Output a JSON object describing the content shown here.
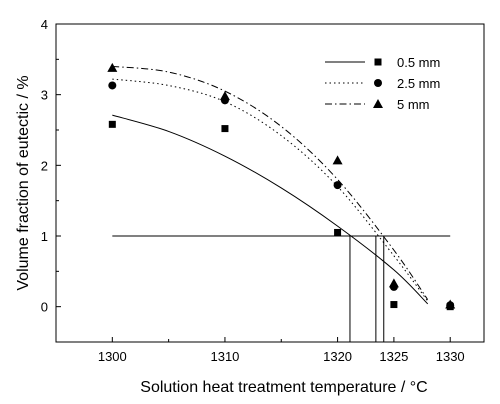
{
  "chart_data": {
    "type": "scatter",
    "title": "",
    "xlabel": "Solution heat treatment temperature / °C",
    "ylabel": "Volume fraction of eutectic / %",
    "xlim": [
      1295,
      1333
    ],
    "ylim": [
      -0.5,
      4
    ],
    "xticks": [
      1300,
      1310,
      1320,
      1325,
      1330
    ],
    "yticks": [
      0,
      1,
      2,
      3,
      4
    ],
    "legend_position": "top-right",
    "grid": false,
    "series": [
      {
        "name": "0.5 mm",
        "marker": "square",
        "line_style": "solid",
        "points": [
          [
            1300,
            2.58
          ],
          [
            1310,
            2.52
          ],
          [
            1320,
            1.05
          ],
          [
            1325,
            0.03
          ],
          [
            1330,
            0.0
          ]
        ],
        "fit_curve": [
          [
            1300,
            2.71
          ],
          [
            1305,
            2.48
          ],
          [
            1310,
            2.13
          ],
          [
            1315,
            1.68
          ],
          [
            1320,
            1.14
          ],
          [
            1325,
            0.52
          ],
          [
            1328,
            0.04
          ]
        ]
      },
      {
        "name": "2.5 mm",
        "marker": "circle",
        "line_style": "dotted",
        "points": [
          [
            1300,
            3.13
          ],
          [
            1310,
            2.92
          ],
          [
            1320,
            1.72
          ],
          [
            1325,
            0.28
          ],
          [
            1330,
            0.02
          ]
        ],
        "fit_curve": [
          [
            1300,
            3.22
          ],
          [
            1305,
            3.13
          ],
          [
            1310,
            2.9
          ],
          [
            1315,
            2.42
          ],
          [
            1320,
            1.7
          ],
          [
            1325,
            0.72
          ],
          [
            1328,
            0.08
          ]
        ]
      },
      {
        "name": "5 mm",
        "marker": "triangle",
        "line_style": "dashdot",
        "points": [
          [
            1300,
            3.38
          ],
          [
            1310,
            2.98
          ],
          [
            1320,
            2.07
          ],
          [
            1325,
            0.33
          ],
          [
            1330,
            0.03
          ]
        ],
        "fit_curve": [
          [
            1300,
            3.4
          ],
          [
            1305,
            3.32
          ],
          [
            1310,
            3.05
          ],
          [
            1315,
            2.55
          ],
          [
            1320,
            1.8
          ],
          [
            1325,
            0.8
          ],
          [
            1328,
            0.1
          ]
        ]
      }
    ],
    "reference_lines": {
      "horizontal_y": 1,
      "horizontal_x_range": [
        1300,
        1330
      ],
      "vertical_x": [
        1321.1,
        1323.4,
        1324.1
      ]
    }
  }
}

· · · · ·

§ GIVEN PROBLEM
Above are records with pictures; repeat the records exactly and leave the pictures out.

§ REPLY TO THE EXERCISE
Output a JSON object describing the content shown here.
{
  "chart_data": {
    "type": "scatter",
    "title": "",
    "xlabel": "Solution heat treatment temperature / °C",
    "ylabel": "Volume fraction of eutectic / %",
    "xlim": [
      1295,
      1333
    ],
    "ylim": [
      -0.5,
      4
    ],
    "xticks": [
      1300,
      1310,
      1320,
      1325,
      1330
    ],
    "yticks": [
      0,
      1,
      2,
      3,
      4
    ],
    "legend_position": "top-right",
    "grid": false,
    "series": [
      {
        "name": "0.5 mm",
        "marker": "square",
        "line_style": "solid",
        "points": [
          [
            1300,
            2.58
          ],
          [
            1310,
            2.52
          ],
          [
            1320,
            1.05
          ],
          [
            1325,
            0.03
          ],
          [
            1330,
            0.0
          ]
        ],
        "fit_curve": [
          [
            1300,
            2.71
          ],
          [
            1305,
            2.48
          ],
          [
            1310,
            2.13
          ],
          [
            1315,
            1.68
          ],
          [
            1320,
            1.14
          ],
          [
            1325,
            0.52
          ],
          [
            1328,
            0.04
          ]
        ]
      },
      {
        "name": "2.5 mm",
        "marker": "circle",
        "line_style": "dotted",
        "points": [
          [
            1300,
            3.13
          ],
          [
            1310,
            2.92
          ],
          [
            1320,
            1.72
          ],
          [
            1325,
            0.28
          ],
          [
            1330,
            0.02
          ]
        ],
        "fit_curve": [
          [
            1300,
            3.22
          ],
          [
            1305,
            3.13
          ],
          [
            1310,
            2.9
          ],
          [
            1315,
            2.42
          ],
          [
            1320,
            1.7
          ],
          [
            1325,
            0.72
          ],
          [
            1328,
            0.08
          ]
        ]
      },
      {
        "name": "5 mm",
        "marker": "triangle",
        "line_style": "dashdot",
        "points": [
          [
            1300,
            3.38
          ],
          [
            1310,
            2.98
          ],
          [
            1320,
            2.07
          ],
          [
            1325,
            0.33
          ],
          [
            1330,
            0.03
          ]
        ],
        "fit_curve": [
          [
            1300,
            3.4
          ],
          [
            1305,
            3.32
          ],
          [
            1310,
            3.05
          ],
          [
            1315,
            2.55
          ],
          [
            1320,
            1.8
          ],
          [
            1325,
            0.8
          ],
          [
            1328,
            0.1
          ]
        ]
      }
    ],
    "reference_lines": {
      "horizontal_y": 1,
      "horizontal_x_range": [
        1300,
        1330
      ],
      "vertical_x": [
        1321.1,
        1323.4,
        1324.1
      ]
    }
  }
}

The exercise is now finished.